**Problem details:** Among the lines below, list those containing the string "this".

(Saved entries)
——————————
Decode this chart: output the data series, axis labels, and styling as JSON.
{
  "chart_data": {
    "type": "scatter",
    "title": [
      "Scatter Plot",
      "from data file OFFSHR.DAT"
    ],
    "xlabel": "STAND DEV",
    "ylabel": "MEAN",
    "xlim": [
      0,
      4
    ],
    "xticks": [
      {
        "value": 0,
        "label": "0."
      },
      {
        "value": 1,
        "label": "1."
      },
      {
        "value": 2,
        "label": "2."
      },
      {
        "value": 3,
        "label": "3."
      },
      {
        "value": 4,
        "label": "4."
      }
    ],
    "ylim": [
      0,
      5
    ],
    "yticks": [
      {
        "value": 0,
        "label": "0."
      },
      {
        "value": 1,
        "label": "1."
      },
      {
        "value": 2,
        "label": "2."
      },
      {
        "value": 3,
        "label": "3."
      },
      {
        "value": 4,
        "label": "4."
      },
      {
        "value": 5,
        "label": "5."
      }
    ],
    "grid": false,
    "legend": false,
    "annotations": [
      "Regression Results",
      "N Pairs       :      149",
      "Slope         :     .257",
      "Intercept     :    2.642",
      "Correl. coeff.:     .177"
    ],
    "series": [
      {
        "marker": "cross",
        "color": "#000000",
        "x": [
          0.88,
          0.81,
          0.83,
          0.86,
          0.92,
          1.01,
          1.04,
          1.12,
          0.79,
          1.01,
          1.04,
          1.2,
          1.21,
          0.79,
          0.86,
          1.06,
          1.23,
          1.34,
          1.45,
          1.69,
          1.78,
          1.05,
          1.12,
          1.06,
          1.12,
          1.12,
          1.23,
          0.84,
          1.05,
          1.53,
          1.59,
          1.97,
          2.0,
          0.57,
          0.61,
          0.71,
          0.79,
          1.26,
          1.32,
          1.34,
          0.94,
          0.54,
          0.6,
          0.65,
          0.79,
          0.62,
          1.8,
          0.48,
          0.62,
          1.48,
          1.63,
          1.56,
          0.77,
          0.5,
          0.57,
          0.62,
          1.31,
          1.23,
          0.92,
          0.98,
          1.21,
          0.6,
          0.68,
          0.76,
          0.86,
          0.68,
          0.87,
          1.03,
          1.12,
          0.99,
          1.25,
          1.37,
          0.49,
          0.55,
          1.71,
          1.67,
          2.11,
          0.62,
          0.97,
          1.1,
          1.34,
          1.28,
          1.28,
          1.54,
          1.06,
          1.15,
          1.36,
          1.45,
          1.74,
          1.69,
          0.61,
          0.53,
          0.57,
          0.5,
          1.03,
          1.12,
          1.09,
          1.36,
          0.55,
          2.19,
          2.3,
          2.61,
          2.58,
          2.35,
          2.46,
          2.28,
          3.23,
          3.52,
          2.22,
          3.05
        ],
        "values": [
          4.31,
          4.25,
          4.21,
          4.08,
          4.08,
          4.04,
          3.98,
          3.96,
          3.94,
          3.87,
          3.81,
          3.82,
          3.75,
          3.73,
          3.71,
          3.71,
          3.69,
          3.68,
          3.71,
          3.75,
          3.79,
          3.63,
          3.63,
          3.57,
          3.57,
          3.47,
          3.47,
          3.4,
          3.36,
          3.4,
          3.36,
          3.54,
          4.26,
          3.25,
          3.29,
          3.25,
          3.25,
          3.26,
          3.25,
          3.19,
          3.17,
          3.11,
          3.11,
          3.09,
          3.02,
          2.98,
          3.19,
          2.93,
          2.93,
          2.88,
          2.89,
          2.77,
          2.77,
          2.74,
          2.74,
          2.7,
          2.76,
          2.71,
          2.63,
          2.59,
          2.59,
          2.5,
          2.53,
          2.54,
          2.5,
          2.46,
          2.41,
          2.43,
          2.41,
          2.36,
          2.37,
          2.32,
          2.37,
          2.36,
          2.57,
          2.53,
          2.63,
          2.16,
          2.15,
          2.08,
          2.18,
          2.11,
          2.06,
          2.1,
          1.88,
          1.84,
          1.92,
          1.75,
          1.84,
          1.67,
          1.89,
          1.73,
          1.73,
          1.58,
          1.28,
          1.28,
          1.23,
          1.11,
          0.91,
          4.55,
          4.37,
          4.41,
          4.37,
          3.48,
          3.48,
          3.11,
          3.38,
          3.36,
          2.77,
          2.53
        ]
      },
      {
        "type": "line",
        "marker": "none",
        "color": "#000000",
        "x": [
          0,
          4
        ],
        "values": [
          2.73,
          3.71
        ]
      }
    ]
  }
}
——————————
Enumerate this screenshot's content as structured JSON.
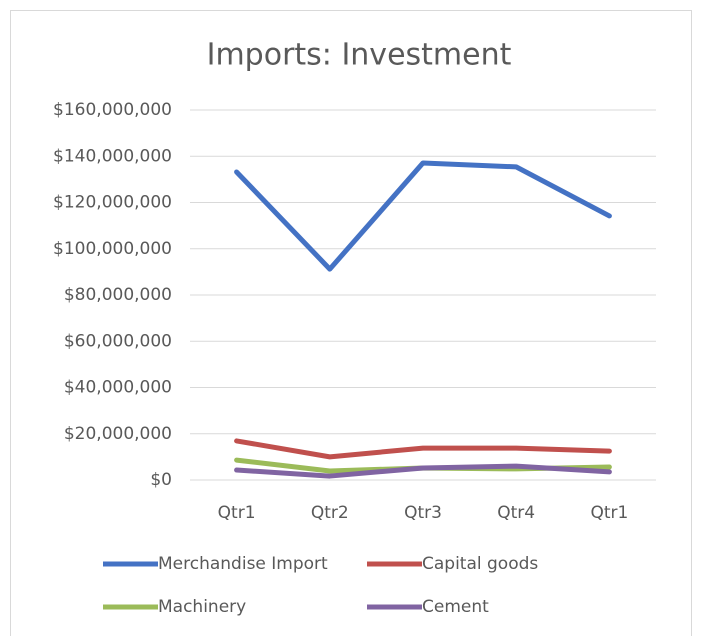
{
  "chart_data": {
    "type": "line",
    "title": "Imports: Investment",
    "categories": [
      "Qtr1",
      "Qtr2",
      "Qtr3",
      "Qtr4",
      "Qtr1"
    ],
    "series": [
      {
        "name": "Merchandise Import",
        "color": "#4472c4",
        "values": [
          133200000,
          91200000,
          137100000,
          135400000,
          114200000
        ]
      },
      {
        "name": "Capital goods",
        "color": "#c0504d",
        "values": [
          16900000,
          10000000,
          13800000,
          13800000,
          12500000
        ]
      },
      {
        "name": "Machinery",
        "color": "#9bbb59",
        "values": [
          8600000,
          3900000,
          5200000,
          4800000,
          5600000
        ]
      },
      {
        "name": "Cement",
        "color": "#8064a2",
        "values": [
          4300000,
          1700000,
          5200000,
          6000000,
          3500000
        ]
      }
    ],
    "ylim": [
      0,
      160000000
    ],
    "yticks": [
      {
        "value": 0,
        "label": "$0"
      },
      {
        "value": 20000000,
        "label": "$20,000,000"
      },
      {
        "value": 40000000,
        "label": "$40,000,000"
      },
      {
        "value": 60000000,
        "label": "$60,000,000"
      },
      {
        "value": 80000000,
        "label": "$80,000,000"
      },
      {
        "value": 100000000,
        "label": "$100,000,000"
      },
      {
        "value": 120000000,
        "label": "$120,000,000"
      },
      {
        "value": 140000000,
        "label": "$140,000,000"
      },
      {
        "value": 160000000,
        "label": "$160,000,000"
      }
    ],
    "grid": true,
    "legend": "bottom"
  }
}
——————————
**Reply:**
Decode this chart: output the data series, axis labels, and styling as JSON.
Enumerate this screenshot's content as structured JSON.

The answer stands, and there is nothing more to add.